Count lines with the string "декабря" in them. State the number alone.

++++ PROVIDED DATA ++++

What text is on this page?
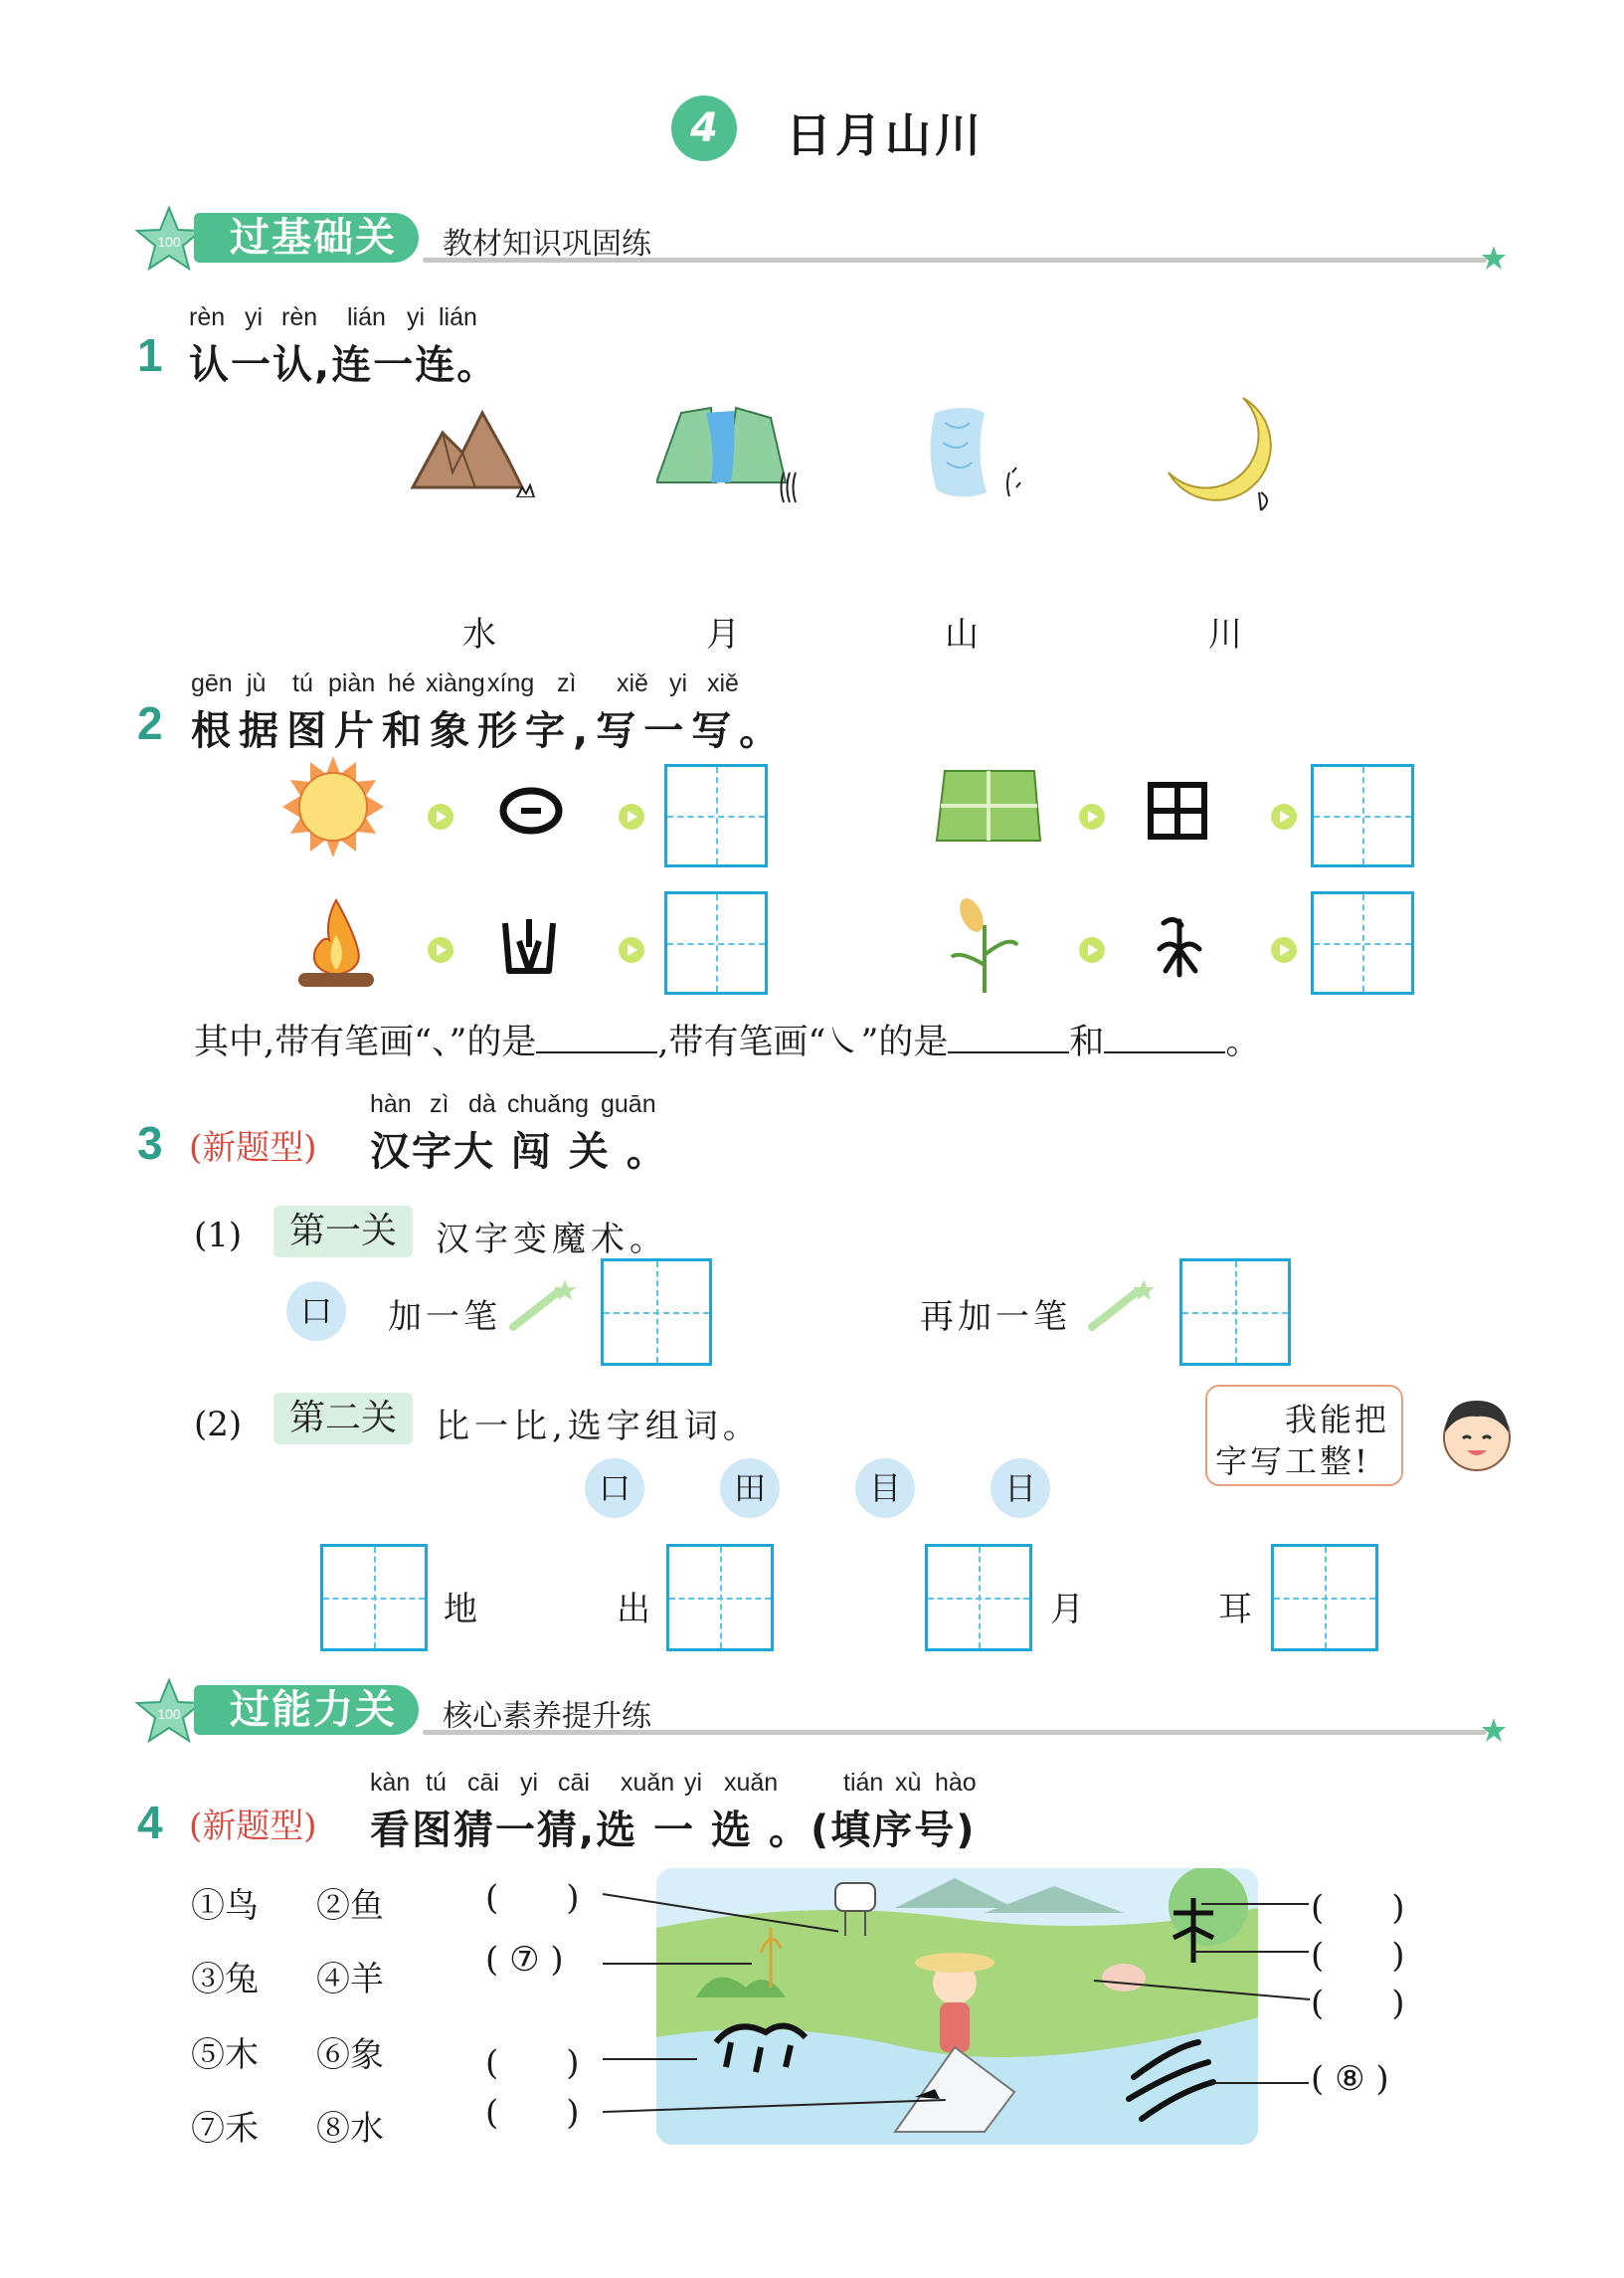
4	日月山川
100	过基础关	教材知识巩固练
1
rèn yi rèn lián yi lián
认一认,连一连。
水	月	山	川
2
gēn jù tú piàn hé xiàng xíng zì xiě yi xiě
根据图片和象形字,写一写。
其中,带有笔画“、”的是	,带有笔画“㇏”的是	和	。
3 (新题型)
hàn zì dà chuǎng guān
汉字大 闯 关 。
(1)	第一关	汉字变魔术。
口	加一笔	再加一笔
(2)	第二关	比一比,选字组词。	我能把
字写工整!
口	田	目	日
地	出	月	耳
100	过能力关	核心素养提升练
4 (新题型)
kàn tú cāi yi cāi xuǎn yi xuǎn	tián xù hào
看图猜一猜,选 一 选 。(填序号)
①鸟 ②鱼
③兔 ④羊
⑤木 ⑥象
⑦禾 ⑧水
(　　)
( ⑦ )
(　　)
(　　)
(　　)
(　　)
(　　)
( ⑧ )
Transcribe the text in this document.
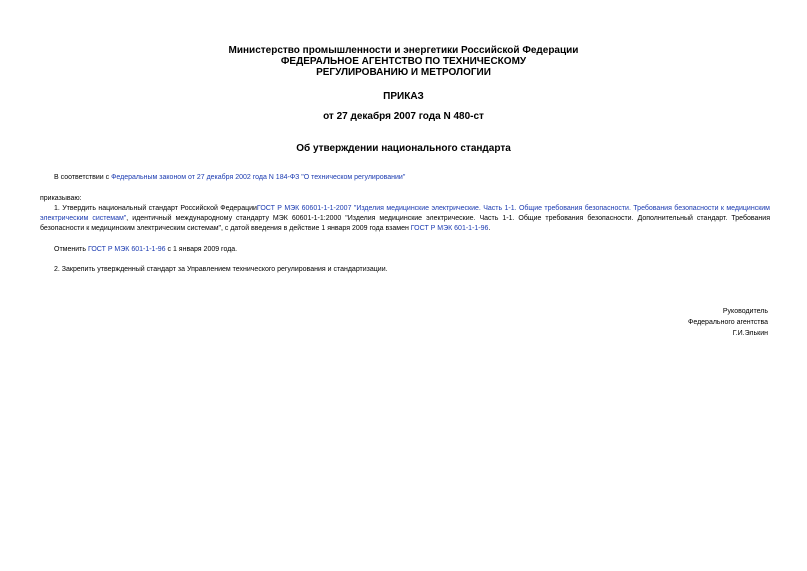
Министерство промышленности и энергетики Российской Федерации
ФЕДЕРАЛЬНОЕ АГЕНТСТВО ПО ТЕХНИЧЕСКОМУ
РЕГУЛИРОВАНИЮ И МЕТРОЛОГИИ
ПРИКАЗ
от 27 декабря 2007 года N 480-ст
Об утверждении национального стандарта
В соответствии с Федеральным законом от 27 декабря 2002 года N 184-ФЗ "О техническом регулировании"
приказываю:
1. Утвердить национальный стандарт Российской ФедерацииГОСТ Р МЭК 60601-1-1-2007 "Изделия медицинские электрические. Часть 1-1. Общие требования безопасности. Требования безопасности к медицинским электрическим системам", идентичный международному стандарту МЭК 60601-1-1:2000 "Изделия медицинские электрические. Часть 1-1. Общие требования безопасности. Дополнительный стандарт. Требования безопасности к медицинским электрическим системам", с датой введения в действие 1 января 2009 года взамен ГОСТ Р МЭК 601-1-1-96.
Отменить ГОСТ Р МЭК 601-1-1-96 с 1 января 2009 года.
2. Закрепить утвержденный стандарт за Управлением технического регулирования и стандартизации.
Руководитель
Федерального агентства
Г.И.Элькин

++++

THE REPLY:
2